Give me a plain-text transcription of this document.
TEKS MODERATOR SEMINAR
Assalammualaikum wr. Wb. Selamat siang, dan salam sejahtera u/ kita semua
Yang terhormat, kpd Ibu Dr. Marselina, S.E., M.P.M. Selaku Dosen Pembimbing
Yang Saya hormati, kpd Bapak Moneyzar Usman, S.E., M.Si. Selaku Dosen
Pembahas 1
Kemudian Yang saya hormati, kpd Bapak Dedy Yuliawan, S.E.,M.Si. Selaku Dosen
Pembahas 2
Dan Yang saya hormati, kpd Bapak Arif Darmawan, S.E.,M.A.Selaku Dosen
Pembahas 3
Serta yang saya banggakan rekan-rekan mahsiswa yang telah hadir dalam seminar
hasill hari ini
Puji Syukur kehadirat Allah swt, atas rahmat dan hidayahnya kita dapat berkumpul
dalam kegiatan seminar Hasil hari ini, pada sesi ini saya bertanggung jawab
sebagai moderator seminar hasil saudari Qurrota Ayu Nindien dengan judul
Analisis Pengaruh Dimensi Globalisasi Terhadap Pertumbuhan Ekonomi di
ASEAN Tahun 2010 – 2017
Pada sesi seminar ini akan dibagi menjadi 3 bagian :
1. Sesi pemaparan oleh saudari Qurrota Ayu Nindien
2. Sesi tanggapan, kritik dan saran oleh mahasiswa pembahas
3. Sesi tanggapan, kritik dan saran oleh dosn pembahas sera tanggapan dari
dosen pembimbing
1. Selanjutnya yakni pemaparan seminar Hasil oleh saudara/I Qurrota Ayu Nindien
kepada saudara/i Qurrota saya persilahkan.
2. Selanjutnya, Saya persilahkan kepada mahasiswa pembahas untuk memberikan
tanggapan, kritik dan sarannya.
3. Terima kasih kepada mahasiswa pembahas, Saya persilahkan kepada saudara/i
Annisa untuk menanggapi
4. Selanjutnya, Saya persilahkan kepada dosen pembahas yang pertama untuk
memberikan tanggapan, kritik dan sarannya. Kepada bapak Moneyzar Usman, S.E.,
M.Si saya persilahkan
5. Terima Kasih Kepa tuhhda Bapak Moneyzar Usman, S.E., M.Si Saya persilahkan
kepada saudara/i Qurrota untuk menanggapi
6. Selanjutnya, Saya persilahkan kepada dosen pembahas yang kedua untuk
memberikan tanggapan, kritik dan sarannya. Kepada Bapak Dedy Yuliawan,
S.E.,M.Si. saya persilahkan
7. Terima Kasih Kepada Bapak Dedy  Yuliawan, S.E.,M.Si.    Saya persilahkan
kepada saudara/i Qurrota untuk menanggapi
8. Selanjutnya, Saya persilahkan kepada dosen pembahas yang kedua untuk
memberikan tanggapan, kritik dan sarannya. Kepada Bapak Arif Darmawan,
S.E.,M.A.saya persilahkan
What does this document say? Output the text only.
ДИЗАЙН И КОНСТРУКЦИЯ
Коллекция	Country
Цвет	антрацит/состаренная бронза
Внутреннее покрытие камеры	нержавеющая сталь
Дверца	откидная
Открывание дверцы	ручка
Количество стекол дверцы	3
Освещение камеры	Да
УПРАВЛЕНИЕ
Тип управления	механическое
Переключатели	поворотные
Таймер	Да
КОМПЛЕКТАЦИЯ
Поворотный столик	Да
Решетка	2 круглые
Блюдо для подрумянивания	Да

· · · · ·

> _WHAT YOU WILL DO_
Emit the records above again, exactly, with no line skipped.

> _RESPONSE TO THE EXERCISE_
Give me a plain-text transcription of this document.
TEKS MODERATOR SEMINAR
Assalammualaikum wr. Wb. Selamat siang, dan salam sejahtera u/ kita semua
Yang terhormat, kpd Ibu Dr. Marselina, S.E., M.P.M. Selaku Dosen Pembimbing
Yang Saya hormati, kpd Bapak Moneyzar Usman, S.E., M.Si. Selaku Dosen
Pembahas 1
Kemudian Yang saya hormati, kpd Bapak Dedy Yuliawan, S.E.,M.Si. Selaku Dosen
Pembahas 2
Dan Yang saya hormati, kpd Bapak Arif Darmawan, S.E.,M.A.Selaku Dosen
Pembahas 3
Serta yang saya banggakan rekan-rekan mahsiswa yang telah hadir dalam seminar
hasill hari ini
Puji Syukur kehadirat Allah swt, atas rahmat dan hidayahnya kita dapat berkumpul
dalam kegiatan seminar Hasil hari ini, pada sesi ini saya bertanggung jawab
sebagai moderator seminar hasil saudari Qurrota Ayu Nindien dengan judul
Analisis Pengaruh Dimensi Globalisasi Terhadap Pertumbuhan Ekonomi di
ASEAN Tahun 2010 – 2017
Pada sesi seminar ini akan dibagi menjadi 3 bagian :
1. Sesi pemaparan oleh saudari Qurrota Ayu Nindien
2. Sesi tanggapan, kritik dan saran oleh mahasiswa pembahas
3. Sesi tanggapan, kritik dan saran oleh dosn pembahas sera tanggapan dari
dosen pembimbing
1. Selanjutnya yakni pemaparan seminar Hasil oleh saudara/I Qurrota Ayu Nindien
kepada saudara/i Qurrota saya persilahkan.
2. Selanjutnya, Saya persilahkan kepada mahasiswa pembahas untuk memberikan
tanggapan, kritik dan sarannya.
3. Terima kasih kepada mahasiswa pembahas, Saya persilahkan kepada saudara/i
Annisa untuk menanggapi
4. Selanjutnya, Saya persilahkan kepada dosen pembahas yang pertama untuk
memberikan tanggapan, kritik dan sarannya. Kepada bapak Moneyzar Usman, S.E.,
M.Si saya persilahkan
5. Terima Kasih Kepa tuhhda Bapak Moneyzar Usman, S.E., M.Si Saya persilahkan
kepada saudara/i Qurrota untuk menanggapi
6. Selanjutnya, Saya persilahkan kepada dosen pembahas yang kedua untuk
memberikan tanggapan, kritik dan sarannya. Kepada Bapak Dedy Yuliawan,
S.E.,M.Si. saya persilahkan
7. Terima Kasih Kepada Bapak Dedy  Yuliawan, S.E.,M.Si.    Saya persilahkan
kepada saudara/i Qurrota untuk menanggapi
8. Selanjutnya, Saya persilahkan kepada dosen pembahas yang kedua untuk
memberikan tanggapan, kritik dan sarannya. Kepada Bapak Arif Darmawan,
S.E.,M.A.saya persilahkan
What does this document say? Output the text only.
ДИЗАЙН И КОНСТРУКЦИЯ
Коллекция	Country
Цвет	антрацит/состаренная бронза
Внутреннее покрытие камеры	нержавеющая сталь
Дверца	откидная
Открывание дверцы	ручка
Количество стекол дверцы	3
Освещение камеры	Да
УПРАВЛЕНИЕ
Тип управления	механическое
Переключатели	поворотные
Таймер	Да
КОМПЛЕКТАЦИЯ
Поворотный столик	Да
Решетка	2 круглые
Блюдо для подрумянивания	Да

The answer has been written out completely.